======== Supplied text

In line with Fargeat’s take-no-prisoners approach, her actors respond with suitably unforgettable performances. Dennis Quaid gleefully transforms himself into a character so repugnant and entitled that I couldn’t help but laugh at his antics. Quaid has been good in comedic roles before, but I never imagined that Quaid could be this over-the-top and nasty.
Demi Moore’s acting is simply extraordinary. Her performance hits like a lifetime of anguish released as an extended primal scream. The raw vulnerability she exhibits throughout is sometimes painful to watch, and her willingness to completely denude herself for this film is nothing less than courageous. Few actresses with Moore’s pedigree would ever go where this film asks her to go, and she delivers one of the best performances of her career.
As the personification of male desire, Qualley is an eyeful. It’s fun watching her in full swagger mode, wielding her newfound power over men to reclaim what is rightfully hers. But it’s when her rapacious narcissism takes over that her character becomes compelling. Qualley has always been a compelling dramatic actress (see: Netflix’s Maid), but her sultry performance here convinced me that she has untapped star power as well.
As a hard-R horror movie with several gross-out moments, The Substance is not for everyone. That being said, I loved its audacity, confrontational nature, indelible performances and wicked sense of humor. Writer-director Coralie Fargeat’s preference for excess over subtlety does make for a wearying experience at times, and the movie conspicuously goes off the rails in the end. Regardless, the movie is a wild ride that I’ll never forget. Recommended.
Analysis
Men are pigs. I’ve heard that phrase uttered several times over the course of my life and I’ve always laughed it off. Yes, men’s behavior around beautiful women can be questionable, even disgusting. The excuse often given for this behavior is that it’s how men are wired. Besides, looking isn’t harmful–it’s just looking. All guys do it, to the point where it’s expected even when it’s least appropriate. The meme of the man staring at a woman passing by while his girl glares at him in shock works because we all know that that is what men do. The Substance angrily calls men out on their BS. It takes a harsh view of male behavior and states that it is far from innocuous–it’s actually harmful it is. Women who see this movie will probably find it honest and nightmarish in equal measure. Although the two movies couldn’t be more different, The Substance is like Barbie in that the viewer’s reactions to it will be a reflection of the viewer’s gender.
An Ode to the Tush
The scene that establishes the focus of the movie is when Elizabeth inspects her body just before taking The Substance. Despite having minimal body fat, her figure has all of the telltale signs of aging. Her skin sags in spots and her belly button no longer looks cute. Her breasts hang asymmetrically. And worst of all, her backside is flat with a crooked smile. Even a woman as physically active as Elizabeth can only keep the twin ravages of time and gravity at bay for so long.

================

* _Work instructions_:
a – Summarize the review of The Substance in two sentences.
b – Write a continuation of the review of The Substance, starting right after its last sentence.

======== Given information

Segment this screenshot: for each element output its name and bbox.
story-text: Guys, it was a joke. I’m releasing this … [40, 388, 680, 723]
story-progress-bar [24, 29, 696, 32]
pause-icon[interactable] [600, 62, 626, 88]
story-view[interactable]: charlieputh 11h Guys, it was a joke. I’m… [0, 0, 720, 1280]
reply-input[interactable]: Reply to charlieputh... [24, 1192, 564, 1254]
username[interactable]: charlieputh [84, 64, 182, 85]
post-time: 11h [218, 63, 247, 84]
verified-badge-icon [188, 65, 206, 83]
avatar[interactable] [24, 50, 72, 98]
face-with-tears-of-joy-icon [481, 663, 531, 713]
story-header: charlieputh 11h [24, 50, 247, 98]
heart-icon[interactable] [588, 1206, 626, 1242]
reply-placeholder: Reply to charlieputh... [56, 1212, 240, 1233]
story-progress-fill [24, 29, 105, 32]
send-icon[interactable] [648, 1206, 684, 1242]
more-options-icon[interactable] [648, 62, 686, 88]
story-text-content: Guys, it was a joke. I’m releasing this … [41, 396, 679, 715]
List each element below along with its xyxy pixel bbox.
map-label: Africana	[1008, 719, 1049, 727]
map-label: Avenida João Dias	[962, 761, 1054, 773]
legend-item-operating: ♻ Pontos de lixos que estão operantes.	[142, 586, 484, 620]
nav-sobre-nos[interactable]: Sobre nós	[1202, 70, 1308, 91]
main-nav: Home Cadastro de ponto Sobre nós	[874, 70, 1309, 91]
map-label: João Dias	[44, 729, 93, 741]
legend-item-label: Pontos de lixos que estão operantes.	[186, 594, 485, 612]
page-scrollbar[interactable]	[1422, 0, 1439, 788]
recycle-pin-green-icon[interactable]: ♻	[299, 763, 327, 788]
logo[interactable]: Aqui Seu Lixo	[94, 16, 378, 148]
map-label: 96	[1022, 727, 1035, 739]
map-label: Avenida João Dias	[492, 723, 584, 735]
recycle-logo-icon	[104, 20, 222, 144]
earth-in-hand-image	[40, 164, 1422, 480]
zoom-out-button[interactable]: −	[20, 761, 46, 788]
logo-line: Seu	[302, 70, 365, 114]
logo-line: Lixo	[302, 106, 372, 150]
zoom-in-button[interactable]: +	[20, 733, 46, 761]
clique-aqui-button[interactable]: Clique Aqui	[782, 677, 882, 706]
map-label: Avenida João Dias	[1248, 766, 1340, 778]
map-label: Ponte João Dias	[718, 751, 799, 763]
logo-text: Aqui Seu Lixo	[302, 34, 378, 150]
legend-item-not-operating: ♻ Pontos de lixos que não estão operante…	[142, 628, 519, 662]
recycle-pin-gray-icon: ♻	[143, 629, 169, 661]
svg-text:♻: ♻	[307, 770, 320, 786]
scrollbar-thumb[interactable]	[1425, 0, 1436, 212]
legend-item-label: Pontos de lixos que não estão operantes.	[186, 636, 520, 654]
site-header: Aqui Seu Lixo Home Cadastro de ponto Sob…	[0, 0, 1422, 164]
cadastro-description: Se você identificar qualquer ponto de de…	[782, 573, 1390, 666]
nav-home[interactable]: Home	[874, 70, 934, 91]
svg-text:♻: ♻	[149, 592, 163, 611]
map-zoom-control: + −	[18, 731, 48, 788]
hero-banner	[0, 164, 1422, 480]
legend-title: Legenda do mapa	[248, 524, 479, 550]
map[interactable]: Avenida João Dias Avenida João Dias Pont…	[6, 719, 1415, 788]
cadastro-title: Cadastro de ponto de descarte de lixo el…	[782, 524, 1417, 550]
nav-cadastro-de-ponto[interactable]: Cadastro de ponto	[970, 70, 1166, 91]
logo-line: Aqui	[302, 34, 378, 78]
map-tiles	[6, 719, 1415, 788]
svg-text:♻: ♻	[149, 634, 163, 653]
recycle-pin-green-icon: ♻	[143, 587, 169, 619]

================

* _Answer section_:
a – The review praises the unforgettable performances of Dennis Quaid, Demi Moore and Qualley, and it recommends writer-director Coralie Fargeat's hard-R horror movie despite its wearying excess and an ending that goes off the rails. Its analysis argues that the film angrily calls out male behavior toward beautiful women as harmful rather than innocuous, and it points to the scene where Elizabeth inspects her aging body before taking The Substance as the one that establishes the movie's focus.

b –
To be clear, Elizabeth’s decision to take The Substance is because of how disappointed she is with her entire body. However, the movie is noticeably obsessed with her tush, as well as the tushes of other women. Sue’s aerobic outfits are designed to reveal as much of her backside as possible. Her show’s cameraman captures it from a multitude of angels, as if providing evidence to its gravity-defying qualities.
The movie’s obsession with derrières reaches its apex during the filming of the New Year’s Eve program, which conspicuously includes showgirls wearing g-strings. Of course, the notion that a television show produced for general audiences would feature showgirls in revealing costumes is ridiculous. However, their presence provides the exclamation mark to the statement writer-director Coralie Fargeat had been making since Elizabeth stared at herself in the mirror. A woman’s rise and fall in desirability can be traced back to the physical state of her buttocks. When it droops, men immediately lose interest. Note the scene where Sue sees a mass on her buttocks and stops the show. The director thinks he “saw something” and asks for the footage replayed frame-by-frame in search of a flaw. That footage consists entirely of closeups of Sue’s backside.
Women can arrest the damage done by time and gravity by getting a “butt lift”. But plastic surgery is painful and sometimes dangerous, a point Fargeat makes when Elizasue’s showers blood on the audience and the showgirls on stage. One shot is a closeup of a dancer’s perfect derrière being splashed with Elizasue’s blood. Fargeat uses that image to say that the blood we see being emitted from Elizasue is the result of men’s limited ideal of beauty. In other words, the blood that is spilled is (figuratively) on men’s hands.
Requiem of Demi Moore’s Career
As much as The Substance is about women’s fear over losing their desirability, it’s also about how Hollywood caters to men’s desire by constantly replacing “older” women with younger versions.
Demi Moore was the Margaret Qualley of her time. She became an “it girl” after starring in St. Elmo’s Fire (1985) and About Last Night (1986). When Moore starred in Indecent Proposal (1993), she was thirty, approximately the same age as Qualley in The Substance. (She’s twenty-nine.) She kept getting premium leading roles until Striptease in 1996, a role she acknowledged getting breast augmentation for. Her last starring role in a significant Hollywood production was in GI Jane (1997), when she was thirty-four. At that time, she was too old in the eyes of Hollywood to portray the object of a leading man’s desire and was relegated to supporting roles.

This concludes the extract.